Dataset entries

——————

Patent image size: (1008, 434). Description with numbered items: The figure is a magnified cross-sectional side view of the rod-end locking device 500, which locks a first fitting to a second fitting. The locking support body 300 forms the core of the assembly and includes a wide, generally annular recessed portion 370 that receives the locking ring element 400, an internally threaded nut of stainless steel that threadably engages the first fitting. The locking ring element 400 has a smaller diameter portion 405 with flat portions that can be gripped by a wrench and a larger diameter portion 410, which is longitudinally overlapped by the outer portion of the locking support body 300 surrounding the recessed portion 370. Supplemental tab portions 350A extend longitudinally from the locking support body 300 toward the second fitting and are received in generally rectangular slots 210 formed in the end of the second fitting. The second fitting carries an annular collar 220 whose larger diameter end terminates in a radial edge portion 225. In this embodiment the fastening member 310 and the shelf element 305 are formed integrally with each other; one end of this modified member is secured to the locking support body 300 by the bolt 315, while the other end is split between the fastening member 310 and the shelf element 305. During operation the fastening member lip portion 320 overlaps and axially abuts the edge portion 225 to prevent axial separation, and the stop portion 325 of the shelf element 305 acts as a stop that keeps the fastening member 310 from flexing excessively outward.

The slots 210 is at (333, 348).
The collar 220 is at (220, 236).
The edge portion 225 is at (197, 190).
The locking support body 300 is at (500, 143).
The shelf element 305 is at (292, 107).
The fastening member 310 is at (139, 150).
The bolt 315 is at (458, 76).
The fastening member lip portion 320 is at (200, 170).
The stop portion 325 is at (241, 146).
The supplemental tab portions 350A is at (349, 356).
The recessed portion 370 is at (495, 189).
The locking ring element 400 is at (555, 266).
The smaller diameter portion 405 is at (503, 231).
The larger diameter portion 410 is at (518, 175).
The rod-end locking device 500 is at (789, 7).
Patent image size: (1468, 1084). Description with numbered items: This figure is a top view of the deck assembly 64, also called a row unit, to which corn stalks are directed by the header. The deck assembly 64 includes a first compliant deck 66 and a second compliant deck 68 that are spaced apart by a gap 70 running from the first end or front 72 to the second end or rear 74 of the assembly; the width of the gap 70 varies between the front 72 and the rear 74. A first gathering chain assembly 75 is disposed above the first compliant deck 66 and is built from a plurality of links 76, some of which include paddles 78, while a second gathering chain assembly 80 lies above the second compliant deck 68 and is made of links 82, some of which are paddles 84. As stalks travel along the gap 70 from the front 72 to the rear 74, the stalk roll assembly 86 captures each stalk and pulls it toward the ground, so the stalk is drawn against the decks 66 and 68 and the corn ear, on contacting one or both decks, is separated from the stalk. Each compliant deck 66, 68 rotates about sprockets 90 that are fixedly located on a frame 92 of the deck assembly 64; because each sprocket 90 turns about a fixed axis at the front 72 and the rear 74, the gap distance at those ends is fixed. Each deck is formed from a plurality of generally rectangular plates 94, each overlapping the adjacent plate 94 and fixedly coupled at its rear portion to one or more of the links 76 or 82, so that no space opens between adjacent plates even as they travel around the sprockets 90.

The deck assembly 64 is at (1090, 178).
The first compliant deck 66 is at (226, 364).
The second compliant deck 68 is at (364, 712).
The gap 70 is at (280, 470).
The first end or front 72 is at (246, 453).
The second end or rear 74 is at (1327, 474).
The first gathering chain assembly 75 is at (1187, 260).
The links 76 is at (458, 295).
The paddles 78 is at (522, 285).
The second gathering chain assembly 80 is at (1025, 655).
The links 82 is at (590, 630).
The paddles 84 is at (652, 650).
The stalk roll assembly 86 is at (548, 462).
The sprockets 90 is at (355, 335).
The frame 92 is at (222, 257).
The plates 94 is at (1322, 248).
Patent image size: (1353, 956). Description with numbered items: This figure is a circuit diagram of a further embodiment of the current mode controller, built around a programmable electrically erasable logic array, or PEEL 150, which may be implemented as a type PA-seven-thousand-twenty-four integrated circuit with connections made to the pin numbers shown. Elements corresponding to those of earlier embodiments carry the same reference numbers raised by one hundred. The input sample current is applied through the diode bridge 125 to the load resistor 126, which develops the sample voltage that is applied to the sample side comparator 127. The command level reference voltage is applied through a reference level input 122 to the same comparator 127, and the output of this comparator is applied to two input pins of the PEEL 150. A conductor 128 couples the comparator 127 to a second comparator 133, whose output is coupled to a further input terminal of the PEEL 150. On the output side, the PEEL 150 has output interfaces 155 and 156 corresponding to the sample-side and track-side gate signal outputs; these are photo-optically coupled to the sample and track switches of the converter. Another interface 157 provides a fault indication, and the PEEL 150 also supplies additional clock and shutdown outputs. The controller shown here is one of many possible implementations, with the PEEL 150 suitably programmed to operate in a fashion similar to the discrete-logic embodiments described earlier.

——————

• _EXERCISE PROMPT_: Lay out every line of the material above as a Markdown table with the columns "No." and "Line", numbering the rows in order and leaving out blank lines.

• _EXERCISE ANSWER_:
| No. | Line |
|---|---|
| 1 | Patent image size: (1008, 434). Description with numbered items: The figure is a magnified cross-sectional side view of the rod-end locking device 500, which locks a first fitting to a second fitting. The locking support body 300 forms the core of the assembly and includes a wide, generally annular recessed portion 370 that receives the locking ring element 400, an internally threaded nut of stainless steel that threadably engages the first fitting. The locking ring element 400 has a smaller diameter portion 405 with flat portions that can be gripped by a wrench and a larger diameter portion 410, which is longitudinally overlapped by the outer portion of the locking support body 300 surrounding the recessed portion 370. Supplemental tab portions 350A extend longitudinally from the locking support body 300 toward the second fitting and are received in generally rectangular slots 210 formed in the end of the second fitting. The second fitting carries an annular collar 220 whose larger diameter end terminates in a radial edge portion 225. In this embodiment the fastening member 310 and the shelf element 305 are formed integrally with each other; one end of this modified member is secured to the locking support body 300 by the bolt 315, while the other end is split between the fastening member 310 and the shelf element 305. During operation the fastening member lip portion 320 overlaps and axially abuts the edge portion 225 to prevent axial separation, and the stop portion 325 of the shelf element 305 acts as a stop that keeps the fastening member 310 from flexing excessively outward. |
| 2 | The slots 210 is at (333, 348). |
| 3 | The collar 220 is at (220, 236). |
| 4 | The edge portion 225 is at (197, 190). |
| 5 | The locking support body 300 is at (500, 143). |
| 6 | The shelf element 305 is at (292, 107). |
| 7 | The fastening member 310 is at (139, 150). |
| 8 | The bolt 315 is at (458, 76). |
| 9 | The fastening member lip portion 320 is at (200, 170). |
| 10 | The stop portion 325 is at (241, 146). |
| 11 | The supplemental tab portions 350A is at (349, 356). |
| 12 | The recessed portion 370 is at (495, 189). |
| 13 | The locking ring element 400 is at (555, 266). |
| 14 | The smaller diameter portion 405 is at (503, 231). |
| 15 | The larger diameter portion 410 is at (518, 175). |
| 16 | The rod-end locking device 500 is at (789, 7). |
| 17 | Patent image size: (1468, 1084). Description with numbered items: This figure is a top view of the deck assembly 64, also called a row unit, to which corn stalks are directed by the header. The deck assembly 64 includes a first compliant deck 66 and a second compliant deck 68 that are spaced apart by a gap 70 running from the first end or front 72 to the second end or rear 74 of the assembly; the width of the gap 70 varies between the front 72 and the rear 74. A first gathering chain assembly 75 is disposed above the first compliant deck 66 and is built from a plurality of links 76, some of which include paddles 78, while a second gathering chain assembly 80 lies above the second compliant deck 68 and is made of links 82, some of which are paddles 84. As stalks travel along the gap 70 from the front 72 to the rear 74, the stalk roll assembly 86 captures each stalk and pulls it toward the ground, so the stalk is drawn against the decks 66 and 68 and the corn ear, on contacting one or both decks, is separated from the stalk. Each compliant deck 66, 68 rotates about sprockets 90 that are fixedly located on a frame 92 of the deck assembly 64; because each sprocket 90 turns about a fixed axis at the front 72 and the rear 74, the gap distance at those ends is fixed. Each deck is formed from a plurality of generally rectangular plates 94, each overlapping the adjacent plate 94 and fixedly coupled at its rear portion to one or more of the links 76 or 82, so that no space opens between adjacent plates even as they travel around the sprockets 90. |
| 18 | The deck assembly 64 is at (1090, 178). |
| 19 | The first compliant deck 66 is at (226, 364). |
| 20 | The second compliant deck 68 is at (364, 712). |
| 21 | The gap 70 is at (280, 470). |
| 22 | The first end or front 72 is at (246, 453). |
| 23 | The second end or rear 74 is at (1327, 474). |
| 24 | The first gathering chain assembly 75 is at (1187, 260). |
| 25 | The links 76 is at (458, 295). |
| 26 | The paddles 78 is at (522, 285). |
| 27 | The second gathering chain assembly 80 is at (1025, 655). |
| 28 | The links 82 is at (590, 630). |
| 29 | The paddles 84 is at (652, 650). |
| 30 | The stalk roll assembly 86 is at (548, 462). |
| 31 | The sprockets 90 is at (355, 335). |
| 32 | The frame 92 is at (222, 257). |
| 33 | The plates 94 is at (1322, 248). |
| 34 | Patent image size: (1353, 956). Description with numbered items: This figure is a circuit diagram of a further embodiment of the current mode controller, built around a programmable electrically erasable logic array, or PEEL 150, which may be implemented as a type PA-seven-thousand-twenty-four integrated circuit with connections made to the pin numbers shown. Elements corresponding to those of earlier embodiments carry the same reference numbers raised by one hundred. The input sample current is applied through the diode bridge 125 to the load resistor 126, which develops the sample voltage that is applied to the sample side comparator 127. The command level reference voltage is applied through a reference level input 122 to the same comparator 127, and the output of this comparator is applied to two input pins of the PEEL 150. A conductor 128 couples the comparator 127 to a second comparator 133, whose output is coupled to a further input terminal of the PEEL 150. On the output side, the PEEL 150 has output interfaces 155 and 156 corresponding to the sample-side and track-side gate signal outputs; these are photo-optically coupled to the sample and track switches of the converter. Another interface 157 provides a fault indication, and the PEEL 150 also supplies additional clock and shutdown outputs. The controller shown here is one of many possible implementations, with the PEEL 150 suitably programmed to operate in a fashion similar to the discrete-logic embodiments described earlier. |